> **Trecho fornecido**:
• • • •

Um fato importante que deve ser realçado é que, embora não cremos em uma eleição individual incondicional à salvação porque a Bíblia não ensina isso, nós cremos que existem certos indivíduos que, em especial, Deus chama ao ministério. É uma chamada individual ministerial, e não uma predestinação coletiva à salvação, como ocorre na eleição corporativa da Igreja.
Para entendermos isso, é bom compreendermos o contraste. Sempre quando a Bíblia fala da eleição de um grupo de pessoas (eleição corporativa), ela diz que é para a salvação. Ela nunca para na questão ministerial. Por exemplo, em 2ª Tessalonicenses 2:13 Paulo diz:
“Mas nós, devemos sempre dar graças a Deus por vocês, irmãos amados pelo Senhor, porque desde o princípio Deus os escolheu para serem salvos mediante a obra santificadora do Espírito e a fé na verdade” (2ª Tessalonicenses 2:13)
Portanto, a eleição corporativa – notemos novamente o termo no plural – é para a salvação. Mas e o chamado individual de alguns indivíduos em específico? Seria para a salvação também? Se fosse, isso significaria que existem pelo menos alguns “predestinados” entre nós, no sentido calvinista do termo. Mas não é isso o que a Bíblia ensina. Sobre Jeremias, por exemplo, Deus diz:
“Antes de formá-lo no ventre eu o escolhi; antes de você nascer, eu o separei e o designei profeta às nações” (Jeremias 1:5)

• • • •

> **Dados fornecidos**:
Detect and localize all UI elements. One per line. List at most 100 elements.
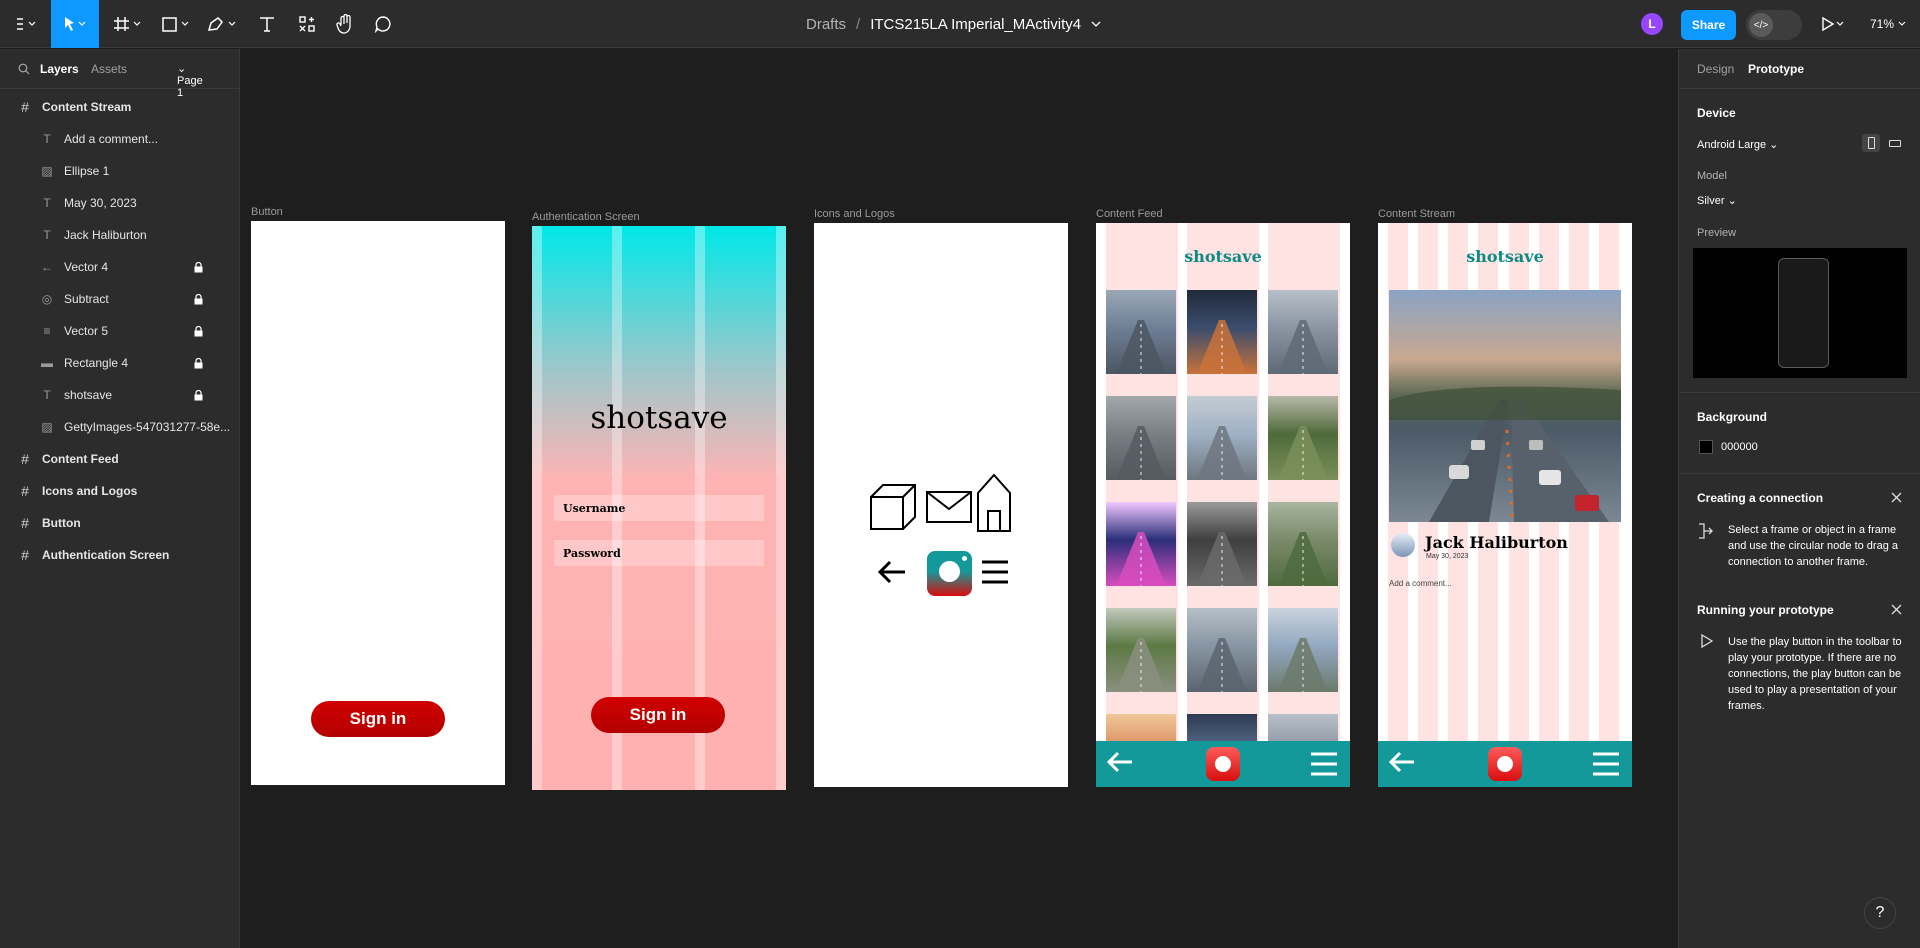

• • • •

> **Tarefas e exercícios**:
[A] No trecho fornecido, para que função Deus designou Jeremias, segundo a citação de Jeremias 1:5?
[B] Com base no trecho fornecido, explique por que a eleição corporativa é entendida como uma eleição para a salvação.

> **Tarefas resolvidas**:
[A] Deus o designou profeta às nações.

[B] Segundo o trecho, sempre que a Bíblia fala da eleição de um grupo de pessoas, ela diz que essa eleição é para a salvação e nunca se limita à questão ministerial. Como exemplo, em 2ª Tessalonicenses 2:13 Paulo diz que Deus escolheu os irmãos, no plural, "para serem salvos".